(Records from a collection)
***

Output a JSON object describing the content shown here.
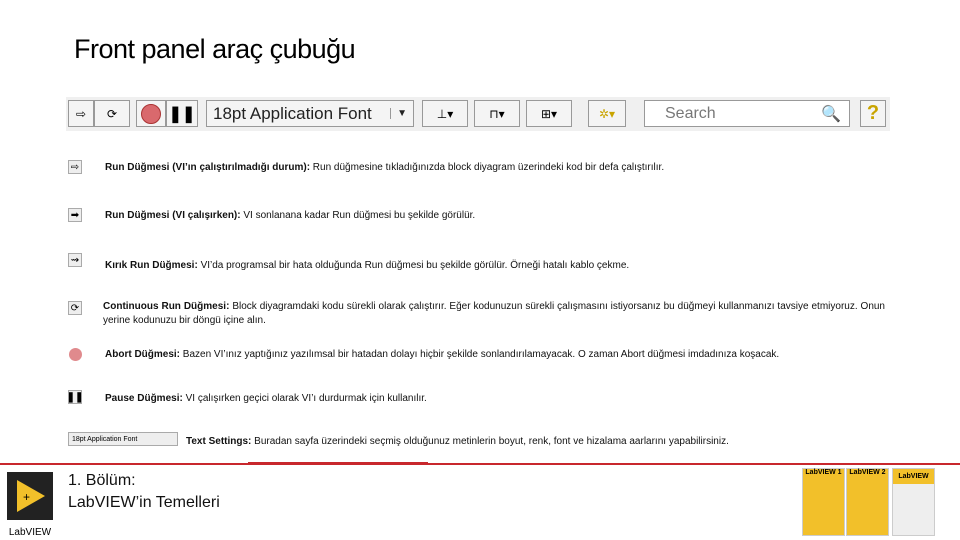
{
  "title": "Front panel araç çubuğu",
  "toolbar": {
    "font_label": "18pt Application Font",
    "search_placeholder": "Search",
    "help": "?"
  },
  "items": [
    {
      "icon": "run-arrow-icon",
      "bold": "Run Düğmesi (VI’ın çalıştırılmadığı durum):",
      "text": " Run düğmesine tıkladığınızda block diyagram üzerindeki kod bir defa çalıştırılır."
    },
    {
      "icon": "run-running-icon",
      "bold": "Run Düğmesi (VI çalışırken):",
      "text": " VI sonlanana kadar Run düğmesi bu şekilde görülür."
    },
    {
      "icon": "broken-run-icon",
      "bold": "Kırık Run Düğmesi:",
      "text": " VI’da programsal bir hata olduğunda Run düğmesi bu şekilde görülür. Örneği hatalı kablo çekme."
    },
    {
      "icon": "continuous-run-icon",
      "bold": "Continuous Run Düğmesi:",
      "text": " Block diyagramdaki kodu sürekli olarak çalıştırır. Eğer kodunuzun sürekli çalışmasını istiyorsanız bu düğmeyi kullanmanızı tavsiye etmiyoruz. Onun yerine kodunuzu bir döngü içine alın."
    },
    {
      "icon": "abort-icon",
      "bold": "Abort Düğmesi:",
      "text": " Bazen VI’ınız yaptığınız yazılımsal bir hatadan dolayı hiçbir şekilde sonlandırılamayacak. O zaman Abort düğmesi imdadınıza koşacak."
    },
    {
      "icon": "pause-icon",
      "bold": "Pause Düğmesi:",
      "text": " VI çalışırken geçici olarak VI’ı durdurmak için kullanılır."
    },
    {
      "icon": "text-settings-icon",
      "bold": "Text Settings:",
      "text": " Buradan sayfa üzerindeki seçmiş olduğunuz metinlerin boyut, renk, font ve hizalama aarlarını yapabilirsiniz.",
      "mini_label": "18pt Application Font"
    }
  ],
  "footer": {
    "chapter_line1": "1.   Bölüm:",
    "chapter_line2": "LabVIEW’in Temelleri",
    "logo_text": "LabVIEW",
    "books": [
      "LabVIEW 1",
      "LabVIEW 2",
      "LabVIEW"
    ]
  },
  "colors": {
    "accent": "#c8272d",
    "book": "#f2c02a"
  }
}
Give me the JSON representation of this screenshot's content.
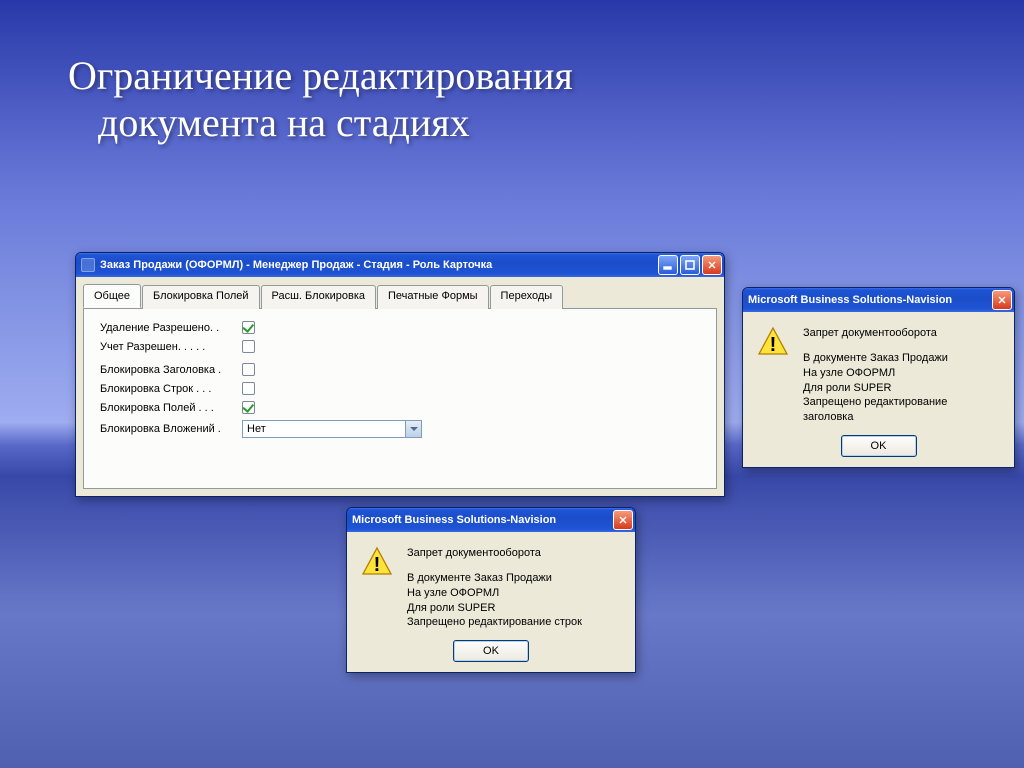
{
  "slide": {
    "title": "Ограничение редактирования\n   документа на стадиях"
  },
  "main_window": {
    "title": "Заказ Продажи (ОФОРМЛ) - Менеджер Продаж - Стадия - Роль Карточка",
    "tabs": [
      "Общее",
      "Блокировка Полей",
      "Расш. Блокировка",
      "Печатные Формы",
      "Переходы"
    ],
    "fields": {
      "delete_allowed": {
        "label": "Удаление Разрешено. .",
        "checked": true
      },
      "post_allowed": {
        "label": "Учет Разрешен.  .  .  .  .",
        "checked": false
      },
      "block_header": {
        "label": "Блокировка Заголовка .",
        "checked": false
      },
      "block_lines": {
        "label": "Блокировка Строк  .  .  .",
        "checked": false
      },
      "block_fields": {
        "label": "Блокировка Полей  .  .  .",
        "checked": true
      },
      "block_attach": {
        "label": "Блокировка Вложений .",
        "value": "Нет"
      }
    }
  },
  "dialog1": {
    "title": "Microsoft Business Solutions-Navision",
    "heading": "Запрет документооборота",
    "lines": [
      "В документе Заказ Продажи",
      "На узле ОФОРМЛ",
      "Для роли SUPER",
      "Запрещено редактирование заголовка"
    ],
    "ok": "OK"
  },
  "dialog2": {
    "title": "Microsoft Business Solutions-Navision",
    "heading": "Запрет документооборота",
    "lines": [
      "В документе Заказ Продажи",
      "На узле ОФОРМЛ",
      "Для роли SUPER",
      "Запрещено редактирование строк"
    ],
    "ok": "OK"
  }
}
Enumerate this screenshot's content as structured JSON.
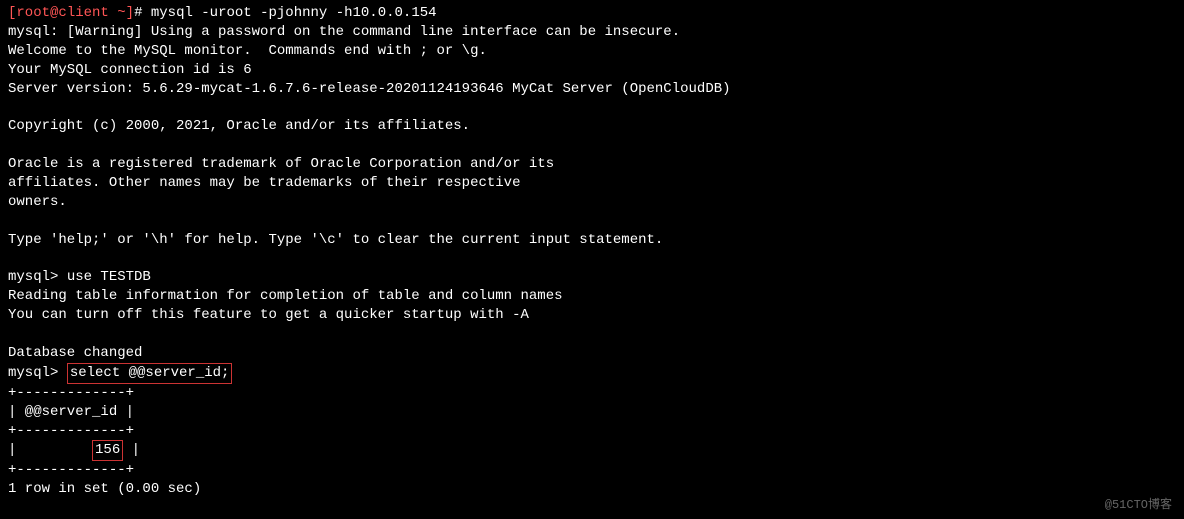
{
  "prompt": {
    "open_bracket": "[",
    "user": "root",
    "at": "@",
    "host": "client",
    "path": " ~",
    "close_bracket": "]",
    "hash": "# "
  },
  "shell_command": "mysql -uroot -pjohnny -h10.0.0.154",
  "output": {
    "warning": "mysql: [Warning] Using a password on the command line interface can be insecure.",
    "welcome": "Welcome to the MySQL monitor.  Commands end with ; or \\g.",
    "conn_id": "Your MySQL connection id is 6",
    "server_version": "Server version: 5.6.29-mycat-1.6.7.6-release-20201124193646 MyCat Server (OpenCloudDB)",
    "blank1": "",
    "copyright": "Copyright (c) 2000, 2021, Oracle and/or its affiliates.",
    "blank2": "",
    "trademark1": "Oracle is a registered trademark of Oracle Corporation and/or its",
    "trademark2": "affiliates. Other names may be trademarks of their respective",
    "trademark3": "owners.",
    "blank3": "",
    "help": "Type 'help;' or '\\h' for help. Type '\\c' to clear the current input statement.",
    "blank4": ""
  },
  "mysql": {
    "prompt": "mysql> ",
    "cmd_use": "use TESTDB",
    "reading_info": "Reading table information for completion of table and column names",
    "turn_off": "You can turn off this feature to get a quicker startup with -A",
    "blank5": "",
    "db_changed": "Database changed",
    "cmd_select": "select @@server_id;",
    "table_top": "+-------------+",
    "table_header": "| @@server_id |",
    "table_mid": "+-------------+",
    "table_row_prefix": "|         ",
    "table_row_value": "156",
    "table_row_suffix": " |",
    "table_bot": "+-------------+",
    "result": "1 row in set (0.00 sec)"
  },
  "watermark": "@51CTO博客"
}
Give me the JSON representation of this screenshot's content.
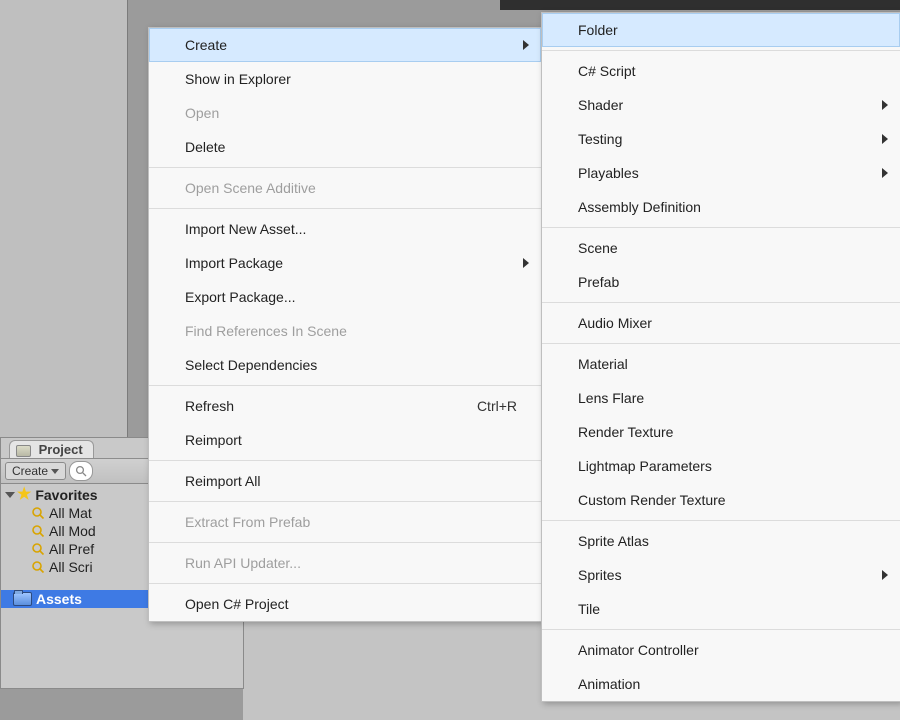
{
  "viewport": {
    "top_dark_strip": true
  },
  "project": {
    "tab_label": "Project",
    "create_btn": "Create",
    "favorites": {
      "label": "Favorites",
      "items": [
        "All Mat",
        "All Mod",
        "All Pref",
        "All Scri"
      ]
    },
    "root_folder": "Assets"
  },
  "context_menu": {
    "groups": [
      [
        {
          "label": "Create",
          "has_submenu": true,
          "highlighted": true
        },
        {
          "label": "Show in Explorer"
        },
        {
          "label": "Open",
          "disabled": true
        },
        {
          "label": "Delete"
        }
      ],
      [
        {
          "label": "Open Scene Additive",
          "disabled": true
        }
      ],
      [
        {
          "label": "Import New Asset..."
        },
        {
          "label": "Import Package",
          "has_submenu": true
        },
        {
          "label": "Export Package..."
        },
        {
          "label": "Find References In Scene",
          "disabled": true
        },
        {
          "label": "Select Dependencies"
        }
      ],
      [
        {
          "label": "Refresh",
          "hotkey": "Ctrl+R"
        },
        {
          "label": "Reimport"
        }
      ],
      [
        {
          "label": "Reimport All"
        }
      ],
      [
        {
          "label": "Extract From Prefab",
          "disabled": true
        }
      ],
      [
        {
          "label": "Run API Updater...",
          "disabled": true
        }
      ],
      [
        {
          "label": "Open C# Project"
        }
      ]
    ]
  },
  "create_submenu": {
    "groups": [
      [
        {
          "label": "Folder",
          "highlighted": true
        }
      ],
      [
        {
          "label": "C# Script"
        },
        {
          "label": "Shader",
          "has_submenu": true
        },
        {
          "label": "Testing",
          "has_submenu": true
        },
        {
          "label": "Playables",
          "has_submenu": true
        },
        {
          "label": "Assembly Definition"
        }
      ],
      [
        {
          "label": "Scene"
        },
        {
          "label": "Prefab"
        }
      ],
      [
        {
          "label": "Audio Mixer"
        }
      ],
      [
        {
          "label": "Material"
        },
        {
          "label": "Lens Flare"
        },
        {
          "label": "Render Texture"
        },
        {
          "label": "Lightmap Parameters"
        },
        {
          "label": "Custom Render Texture"
        }
      ],
      [
        {
          "label": "Sprite Atlas"
        },
        {
          "label": "Sprites",
          "has_submenu": true
        },
        {
          "label": "Tile"
        }
      ],
      [
        {
          "label": "Animator Controller"
        },
        {
          "label": "Animation"
        }
      ]
    ]
  }
}
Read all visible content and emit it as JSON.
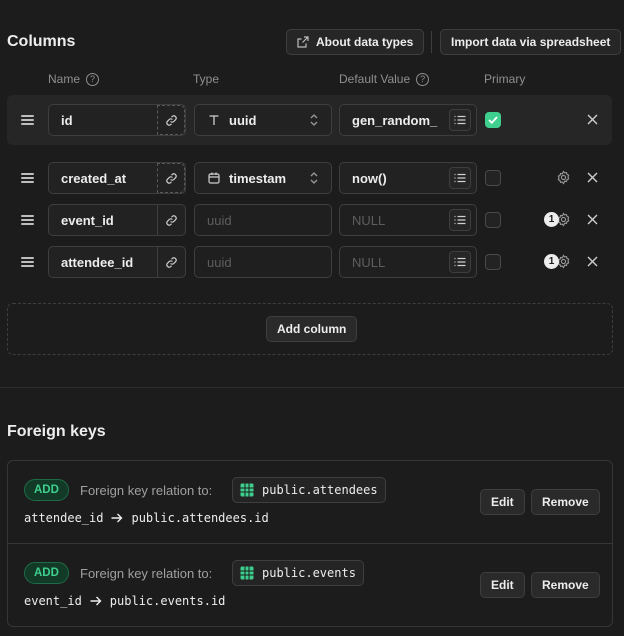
{
  "header": {
    "title": "Columns",
    "about_label": "About data types",
    "import_label": "Import data via spreadsheet"
  },
  "column_headers": {
    "name": "Name",
    "type": "Type",
    "default": "Default Value",
    "primary": "Primary"
  },
  "columns": [
    {
      "name": "id",
      "type": "uuid",
      "default": "gen_random_",
      "primary": true
    },
    {
      "name": "created_at",
      "type": "timestam",
      "default": "now()",
      "primary": false
    },
    {
      "name": "event_id",
      "type": "uuid",
      "default": "NULL",
      "primary": false,
      "badge": "1"
    },
    {
      "name": "attendee_id",
      "type": "uuid",
      "default": "NULL",
      "primary": false,
      "badge": "1"
    }
  ],
  "add_column_label": "Add column",
  "foreign_keys": {
    "title": "Foreign keys",
    "items": [
      {
        "tag": "ADD",
        "label": "Foreign key relation to:",
        "table": "public.attendees",
        "from": "attendee_id",
        "to": "public.attendees.id",
        "edit": "Edit",
        "remove": "Remove"
      },
      {
        "tag": "ADD",
        "label": "Foreign key relation to:",
        "table": "public.events",
        "from": "event_id",
        "to": "public.events.id",
        "edit": "Edit",
        "remove": "Remove"
      }
    ]
  },
  "colors": {
    "background": "#1c1c1c",
    "accent": "#3ecf8e",
    "border": "#3e3e3e"
  }
}
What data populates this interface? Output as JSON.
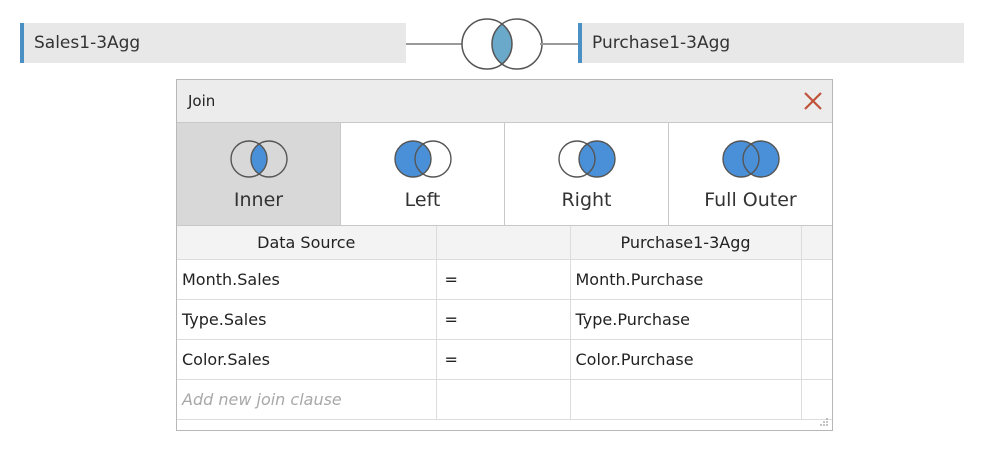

***

▸ WHAT YOU SHOULD DO:
In the records above, locate each line with the word "help". Copy all such lines.

▸ CORRECT ANSWER:
    "help": "?"
    "help": "Type 'help;' or '\\h' for help. Type '\\c' to clear the current input statement.",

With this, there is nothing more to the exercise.